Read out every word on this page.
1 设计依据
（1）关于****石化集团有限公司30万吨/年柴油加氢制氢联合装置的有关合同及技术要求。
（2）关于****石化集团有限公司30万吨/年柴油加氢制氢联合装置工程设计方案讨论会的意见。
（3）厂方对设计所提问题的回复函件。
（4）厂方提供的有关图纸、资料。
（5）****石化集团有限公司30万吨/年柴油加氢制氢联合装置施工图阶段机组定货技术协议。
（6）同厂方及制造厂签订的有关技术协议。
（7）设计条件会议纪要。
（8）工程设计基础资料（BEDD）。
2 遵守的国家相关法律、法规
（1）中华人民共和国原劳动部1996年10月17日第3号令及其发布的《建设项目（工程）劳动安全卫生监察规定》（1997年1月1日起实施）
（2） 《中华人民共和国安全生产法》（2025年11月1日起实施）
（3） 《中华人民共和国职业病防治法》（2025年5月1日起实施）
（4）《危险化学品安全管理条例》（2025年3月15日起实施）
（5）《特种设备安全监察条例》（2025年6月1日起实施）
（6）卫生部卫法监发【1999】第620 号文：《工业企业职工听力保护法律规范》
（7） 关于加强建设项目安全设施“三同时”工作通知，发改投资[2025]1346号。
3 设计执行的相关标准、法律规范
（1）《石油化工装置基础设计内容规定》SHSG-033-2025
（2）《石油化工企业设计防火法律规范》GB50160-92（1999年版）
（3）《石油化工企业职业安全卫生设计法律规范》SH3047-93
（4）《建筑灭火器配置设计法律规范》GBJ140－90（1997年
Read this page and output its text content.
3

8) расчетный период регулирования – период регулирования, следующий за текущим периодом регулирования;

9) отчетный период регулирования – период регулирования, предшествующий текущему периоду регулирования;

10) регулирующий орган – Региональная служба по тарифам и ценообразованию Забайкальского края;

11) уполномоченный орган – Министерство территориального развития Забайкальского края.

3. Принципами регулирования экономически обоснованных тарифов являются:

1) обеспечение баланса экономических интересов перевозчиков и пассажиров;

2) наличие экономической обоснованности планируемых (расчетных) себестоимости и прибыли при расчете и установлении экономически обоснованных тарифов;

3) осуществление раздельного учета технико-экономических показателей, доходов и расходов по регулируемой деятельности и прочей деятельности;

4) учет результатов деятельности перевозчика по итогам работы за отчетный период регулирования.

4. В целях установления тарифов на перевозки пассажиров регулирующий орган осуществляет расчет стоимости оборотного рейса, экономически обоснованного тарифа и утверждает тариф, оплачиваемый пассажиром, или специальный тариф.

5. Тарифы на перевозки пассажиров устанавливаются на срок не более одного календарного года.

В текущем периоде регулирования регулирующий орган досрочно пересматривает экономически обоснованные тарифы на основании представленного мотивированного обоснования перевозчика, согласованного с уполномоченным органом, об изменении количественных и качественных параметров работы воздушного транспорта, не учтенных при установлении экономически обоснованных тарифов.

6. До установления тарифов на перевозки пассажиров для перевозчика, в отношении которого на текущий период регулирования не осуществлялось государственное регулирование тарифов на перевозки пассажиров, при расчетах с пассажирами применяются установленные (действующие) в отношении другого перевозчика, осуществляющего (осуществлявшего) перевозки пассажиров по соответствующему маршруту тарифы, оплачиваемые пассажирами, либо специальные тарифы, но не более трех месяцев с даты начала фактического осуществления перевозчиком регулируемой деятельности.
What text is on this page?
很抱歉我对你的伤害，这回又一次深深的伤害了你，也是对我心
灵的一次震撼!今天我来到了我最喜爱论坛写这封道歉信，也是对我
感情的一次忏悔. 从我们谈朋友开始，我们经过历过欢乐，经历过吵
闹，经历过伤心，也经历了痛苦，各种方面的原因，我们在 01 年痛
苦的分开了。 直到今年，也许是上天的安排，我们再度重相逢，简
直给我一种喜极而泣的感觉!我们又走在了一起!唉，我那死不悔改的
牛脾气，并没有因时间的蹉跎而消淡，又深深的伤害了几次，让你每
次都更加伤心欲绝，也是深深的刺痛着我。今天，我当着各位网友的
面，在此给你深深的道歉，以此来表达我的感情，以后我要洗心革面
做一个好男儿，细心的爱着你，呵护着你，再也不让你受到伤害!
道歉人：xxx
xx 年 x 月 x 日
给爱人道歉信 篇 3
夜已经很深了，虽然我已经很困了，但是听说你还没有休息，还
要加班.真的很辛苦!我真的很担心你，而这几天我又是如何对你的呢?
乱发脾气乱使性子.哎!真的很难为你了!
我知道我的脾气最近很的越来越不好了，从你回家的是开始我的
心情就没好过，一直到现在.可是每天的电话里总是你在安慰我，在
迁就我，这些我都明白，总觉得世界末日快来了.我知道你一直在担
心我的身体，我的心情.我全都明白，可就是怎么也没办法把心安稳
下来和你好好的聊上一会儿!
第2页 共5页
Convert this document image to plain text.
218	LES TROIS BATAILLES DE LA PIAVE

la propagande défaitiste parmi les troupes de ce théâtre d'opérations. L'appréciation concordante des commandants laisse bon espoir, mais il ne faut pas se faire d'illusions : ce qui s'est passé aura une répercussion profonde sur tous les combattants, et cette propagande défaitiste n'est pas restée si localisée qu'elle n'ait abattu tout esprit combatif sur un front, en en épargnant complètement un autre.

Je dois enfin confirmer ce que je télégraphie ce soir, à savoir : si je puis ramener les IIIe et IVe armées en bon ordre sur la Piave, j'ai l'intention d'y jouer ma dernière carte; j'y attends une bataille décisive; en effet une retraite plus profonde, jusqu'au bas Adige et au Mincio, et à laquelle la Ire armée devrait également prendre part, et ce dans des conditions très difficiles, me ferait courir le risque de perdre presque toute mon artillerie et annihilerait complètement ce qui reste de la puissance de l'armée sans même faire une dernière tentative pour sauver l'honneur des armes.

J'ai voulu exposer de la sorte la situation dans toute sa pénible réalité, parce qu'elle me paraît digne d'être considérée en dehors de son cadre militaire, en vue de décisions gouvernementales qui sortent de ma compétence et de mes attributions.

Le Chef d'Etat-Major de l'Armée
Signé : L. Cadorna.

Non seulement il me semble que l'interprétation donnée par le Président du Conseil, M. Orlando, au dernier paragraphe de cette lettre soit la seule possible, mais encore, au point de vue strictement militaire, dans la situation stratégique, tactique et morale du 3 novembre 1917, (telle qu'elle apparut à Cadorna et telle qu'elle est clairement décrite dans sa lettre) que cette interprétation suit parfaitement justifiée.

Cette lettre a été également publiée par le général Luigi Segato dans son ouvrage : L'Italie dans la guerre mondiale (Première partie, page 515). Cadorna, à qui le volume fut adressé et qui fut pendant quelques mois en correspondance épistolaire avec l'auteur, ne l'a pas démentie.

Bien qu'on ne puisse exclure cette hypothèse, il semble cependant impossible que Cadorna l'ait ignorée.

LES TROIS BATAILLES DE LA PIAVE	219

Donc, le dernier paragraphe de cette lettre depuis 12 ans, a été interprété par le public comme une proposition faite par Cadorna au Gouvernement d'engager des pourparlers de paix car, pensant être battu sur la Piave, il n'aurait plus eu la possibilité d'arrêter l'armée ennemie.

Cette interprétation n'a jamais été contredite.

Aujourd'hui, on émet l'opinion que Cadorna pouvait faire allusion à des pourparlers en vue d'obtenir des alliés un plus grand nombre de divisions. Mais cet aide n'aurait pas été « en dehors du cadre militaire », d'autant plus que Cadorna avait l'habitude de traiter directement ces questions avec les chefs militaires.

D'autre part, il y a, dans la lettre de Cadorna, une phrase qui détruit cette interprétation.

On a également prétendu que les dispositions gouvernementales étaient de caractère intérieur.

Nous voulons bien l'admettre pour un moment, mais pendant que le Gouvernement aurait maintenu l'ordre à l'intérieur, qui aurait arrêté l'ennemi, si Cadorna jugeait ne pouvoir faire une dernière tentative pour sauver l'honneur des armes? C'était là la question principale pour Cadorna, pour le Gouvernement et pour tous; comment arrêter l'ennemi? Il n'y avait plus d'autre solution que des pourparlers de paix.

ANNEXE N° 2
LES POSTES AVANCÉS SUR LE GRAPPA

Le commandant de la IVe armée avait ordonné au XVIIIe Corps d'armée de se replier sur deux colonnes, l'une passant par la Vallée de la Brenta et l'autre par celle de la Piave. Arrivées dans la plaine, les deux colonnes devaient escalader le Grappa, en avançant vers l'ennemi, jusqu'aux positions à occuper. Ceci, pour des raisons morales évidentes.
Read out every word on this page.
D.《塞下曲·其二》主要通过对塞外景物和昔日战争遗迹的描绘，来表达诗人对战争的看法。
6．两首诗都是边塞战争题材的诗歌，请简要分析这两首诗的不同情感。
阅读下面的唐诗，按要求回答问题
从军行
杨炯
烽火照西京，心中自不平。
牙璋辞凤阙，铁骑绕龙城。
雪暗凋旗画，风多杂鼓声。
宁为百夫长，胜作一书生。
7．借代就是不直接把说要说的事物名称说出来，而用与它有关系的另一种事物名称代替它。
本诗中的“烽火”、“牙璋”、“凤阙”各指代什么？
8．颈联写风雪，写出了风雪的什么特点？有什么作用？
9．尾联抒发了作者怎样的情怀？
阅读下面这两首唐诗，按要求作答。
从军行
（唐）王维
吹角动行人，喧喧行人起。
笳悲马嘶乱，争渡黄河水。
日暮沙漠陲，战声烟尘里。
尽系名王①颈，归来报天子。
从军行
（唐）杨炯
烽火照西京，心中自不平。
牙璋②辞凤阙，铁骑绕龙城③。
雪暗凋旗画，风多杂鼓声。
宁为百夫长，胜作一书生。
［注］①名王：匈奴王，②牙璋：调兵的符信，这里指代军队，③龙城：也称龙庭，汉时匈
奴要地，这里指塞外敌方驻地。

_ _ _ _

- Requirement -
Say, as a bare number, how many lines in the entries above include the string "Забайкальского".

- Exercise output -
2